--- START OF DATASET RECORDS ---
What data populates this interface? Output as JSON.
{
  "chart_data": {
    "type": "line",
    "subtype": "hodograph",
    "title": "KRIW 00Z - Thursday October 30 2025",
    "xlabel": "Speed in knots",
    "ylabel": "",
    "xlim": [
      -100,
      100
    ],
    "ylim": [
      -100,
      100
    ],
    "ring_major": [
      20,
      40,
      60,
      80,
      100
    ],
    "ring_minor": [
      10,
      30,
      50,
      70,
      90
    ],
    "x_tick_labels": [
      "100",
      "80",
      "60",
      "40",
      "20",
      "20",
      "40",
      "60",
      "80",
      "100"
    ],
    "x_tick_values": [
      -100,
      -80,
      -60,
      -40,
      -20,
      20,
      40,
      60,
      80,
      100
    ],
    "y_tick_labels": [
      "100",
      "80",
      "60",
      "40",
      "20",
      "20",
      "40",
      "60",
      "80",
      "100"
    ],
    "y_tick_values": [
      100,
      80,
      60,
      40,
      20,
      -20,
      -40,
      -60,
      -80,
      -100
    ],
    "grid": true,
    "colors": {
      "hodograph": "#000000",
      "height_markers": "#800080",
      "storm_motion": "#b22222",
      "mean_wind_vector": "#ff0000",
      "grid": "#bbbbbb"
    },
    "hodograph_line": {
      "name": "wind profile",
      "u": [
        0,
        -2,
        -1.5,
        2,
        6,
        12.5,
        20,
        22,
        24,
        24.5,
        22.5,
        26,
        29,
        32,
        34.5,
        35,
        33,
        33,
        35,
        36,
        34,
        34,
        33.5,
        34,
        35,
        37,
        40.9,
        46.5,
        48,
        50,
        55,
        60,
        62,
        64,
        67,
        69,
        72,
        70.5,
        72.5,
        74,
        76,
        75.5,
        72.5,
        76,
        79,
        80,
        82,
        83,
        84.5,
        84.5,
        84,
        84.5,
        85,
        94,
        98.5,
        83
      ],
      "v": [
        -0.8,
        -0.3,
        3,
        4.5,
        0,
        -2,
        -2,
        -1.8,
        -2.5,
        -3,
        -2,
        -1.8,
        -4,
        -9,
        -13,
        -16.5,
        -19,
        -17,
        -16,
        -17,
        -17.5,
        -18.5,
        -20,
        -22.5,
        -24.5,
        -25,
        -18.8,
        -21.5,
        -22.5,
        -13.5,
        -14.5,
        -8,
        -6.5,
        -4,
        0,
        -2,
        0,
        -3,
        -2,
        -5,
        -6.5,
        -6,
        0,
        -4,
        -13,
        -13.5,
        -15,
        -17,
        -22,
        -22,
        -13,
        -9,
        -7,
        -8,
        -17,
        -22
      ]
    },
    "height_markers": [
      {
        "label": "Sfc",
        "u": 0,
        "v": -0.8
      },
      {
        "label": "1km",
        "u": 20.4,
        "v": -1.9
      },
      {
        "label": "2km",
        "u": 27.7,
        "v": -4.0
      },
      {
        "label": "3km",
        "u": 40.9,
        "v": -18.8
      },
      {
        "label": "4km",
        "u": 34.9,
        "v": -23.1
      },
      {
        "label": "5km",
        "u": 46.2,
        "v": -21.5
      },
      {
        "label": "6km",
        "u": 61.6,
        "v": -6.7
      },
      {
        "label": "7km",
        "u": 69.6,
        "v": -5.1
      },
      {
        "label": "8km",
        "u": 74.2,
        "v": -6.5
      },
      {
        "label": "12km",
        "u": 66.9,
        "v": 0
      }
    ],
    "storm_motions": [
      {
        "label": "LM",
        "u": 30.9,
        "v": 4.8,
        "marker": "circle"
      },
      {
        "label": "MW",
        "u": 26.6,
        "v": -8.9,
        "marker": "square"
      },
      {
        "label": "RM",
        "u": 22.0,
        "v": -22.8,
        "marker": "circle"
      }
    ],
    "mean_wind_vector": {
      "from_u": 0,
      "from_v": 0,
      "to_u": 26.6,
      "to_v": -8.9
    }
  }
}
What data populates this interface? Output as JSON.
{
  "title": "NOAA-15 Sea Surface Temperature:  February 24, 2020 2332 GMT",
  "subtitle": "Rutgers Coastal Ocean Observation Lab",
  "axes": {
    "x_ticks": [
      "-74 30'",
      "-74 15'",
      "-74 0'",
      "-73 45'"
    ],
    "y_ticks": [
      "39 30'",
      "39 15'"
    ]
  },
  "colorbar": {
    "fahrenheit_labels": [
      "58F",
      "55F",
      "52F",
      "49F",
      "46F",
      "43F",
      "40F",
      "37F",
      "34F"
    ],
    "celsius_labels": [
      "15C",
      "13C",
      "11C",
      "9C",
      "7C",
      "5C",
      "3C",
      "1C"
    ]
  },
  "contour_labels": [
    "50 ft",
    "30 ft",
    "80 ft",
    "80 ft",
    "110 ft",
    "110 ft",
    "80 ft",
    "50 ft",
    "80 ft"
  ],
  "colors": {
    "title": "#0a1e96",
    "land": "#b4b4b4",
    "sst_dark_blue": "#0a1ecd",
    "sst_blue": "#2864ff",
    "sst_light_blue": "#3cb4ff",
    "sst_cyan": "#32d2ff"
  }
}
--- END OF DATASET RECORDS ---
■ EXERCISE PROMPT
Repeat all of the records above exactly as they appear.

■ WRITTEN ANSWER
What data populates this interface? Output as JSON.
{
  "chart_data": {
    "type": "line",
    "subtype": "hodograph",
    "title": "KRIW 00Z - Thursday October 30 2025",
    "xlabel": "Speed in knots",
    "ylabel": "",
    "xlim": [
      -100,
      100
    ],
    "ylim": [
      -100,
      100
    ],
    "ring_major": [
      20,
      40,
      60,
      80,
      100
    ],
    "ring_minor": [
      10,
      30,
      50,
      70,
      90
    ],
    "x_tick_labels": [
      "100",
      "80",
      "60",
      "40",
      "20",
      "20",
      "40",
      "60",
      "80",
      "100"
    ],
    "x_tick_values": [
      -100,
      -80,
      -60,
      -40,
      -20,
      20,
      40,
      60,
      80,
      100
    ],
    "y_tick_labels": [
      "100",
      "80",
      "60",
      "40",
      "20",
      "20",
      "40",
      "60",
      "80",
      "100"
    ],
    "y_tick_values": [
      100,
      80,
      60,
      40,
      20,
      -20,
      -40,
      -60,
      -80,
      -100
    ],
    "grid": true,
    "colors": {
      "hodograph": "#000000",
      "height_markers": "#800080",
      "storm_motion": "#b22222",
      "mean_wind_vector": "#ff0000",
      "grid": "#bbbbbb"
    },
    "hodograph_line": {
      "name": "wind profile",
      "u": [
        0,
        -2,
        -1.5,
        2,
        6,
        12.5,
        20,
        22,
        24,
        24.5,
        22.5,
        26,
        29,
        32,
        34.5,
        35,
        33,
        33,
        35,
        36,
        34,
        34,
        33.5,
        34,
        35,
        37,
        40.9,
        46.5,
        48,
        50,
        55,
        60,
        62,
        64,
        67,
        69,
        72,
        70.5,
        72.5,
        74,
        76,
        75.5,
        72.5,
        76,
        79,
        80,
        82,
        83,
        84.5,
        84.5,
        84,
        84.5,
        85,
        94,
        98.5,
        83
      ],
      "v": [
        -0.8,
        -0.3,
        3,
        4.5,
        0,
        -2,
        -2,
        -1.8,
        -2.5,
        -3,
        -2,
        -1.8,
        -4,
        -9,
        -13,
        -16.5,
        -19,
        -17,
        -16,
        -17,
        -17.5,
        -18.5,
        -20,
        -22.5,
        -24.5,
        -25,
        -18.8,
        -21.5,
        -22.5,
        -13.5,
        -14.5,
        -8,
        -6.5,
        -4,
        0,
        -2,
        0,
        -3,
        -2,
        -5,
        -6.5,
        -6,
        0,
        -4,
        -13,
        -13.5,
        -15,
        -17,
        -22,
        -22,
        -13,
        -9,
        -7,
        -8,
        -17,
        -22
      ]
    },
    "height_markers": [
      {
        "label": "Sfc",
        "u": 0,
        "v": -0.8
      },
      {
        "label": "1km",
        "u": 20.4,
        "v": -1.9
      },
      {
        "label": "2km",
        "u": 27.7,
        "v": -4.0
      },
      {
        "label": "3km",
        "u": 40.9,
        "v": -18.8
      },
      {
        "label": "4km",
        "u": 34.9,
        "v": -23.1
      },
      {
        "label": "5km",
        "u": 46.2,
        "v": -21.5
      },
      {
        "label": "6km",
        "u": 61.6,
        "v": -6.7
      },
      {
        "label": "7km",
        "u": 69.6,
        "v": -5.1
      },
      {
        "label": "8km",
        "u": 74.2,
        "v": -6.5
      },
      {
        "label": "12km",
        "u": 66.9,
        "v": 0
      }
    ],
    "storm_motions": [
      {
        "label": "LM",
        "u": 30.9,
        "v": 4.8,
        "marker": "circle"
      },
      {
        "label": "MW",
        "u": 26.6,
        "v": -8.9,
        "marker": "square"
      },
      {
        "label": "RM",
        "u": 22.0,
        "v": -22.8,
        "marker": "circle"
      }
    ],
    "mean_wind_vector": {
      "from_u": 0,
      "from_v": 0,
      "to_u": 26.6,
      "to_v": -8.9
    }
  }
}
What data populates this interface? Output as JSON.
{
  "title": "NOAA-15 Sea Surface Temperature:  February 24, 2020 2332 GMT",
  "subtitle": "Rutgers Coastal Ocean Observation Lab",
  "axes": {
    "x_ticks": [
      "-74 30'",
      "-74 15'",
      "-74 0'",
      "-73 45'"
    ],
    "y_ticks": [
      "39 30'",
      "39 15'"
    ]
  },
  "colorbar": {
    "fahrenheit_labels": [
      "58F",
      "55F",
      "52F",
      "49F",
      "46F",
      "43F",
      "40F",
      "37F",
      "34F"
    ],
    "celsius_labels": [
      "15C",
      "13C",
      "11C",
      "9C",
      "7C",
      "5C",
      "3C",
      "1C"
    ]
  },
  "contour_labels": [
    "50 ft",
    "30 ft",
    "80 ft",
    "80 ft",
    "110 ft",
    "110 ft",
    "80 ft",
    "50 ft",
    "80 ft"
  ],
  "colors": {
    "title": "#0a1e96",
    "land": "#b4b4b4",
    "sst_dark_blue": "#0a1ecd",
    "sst_blue": "#2864ff",
    "sst_light_blue": "#3cb4ff",
    "sst_cyan": "#32d2ff"
  }
}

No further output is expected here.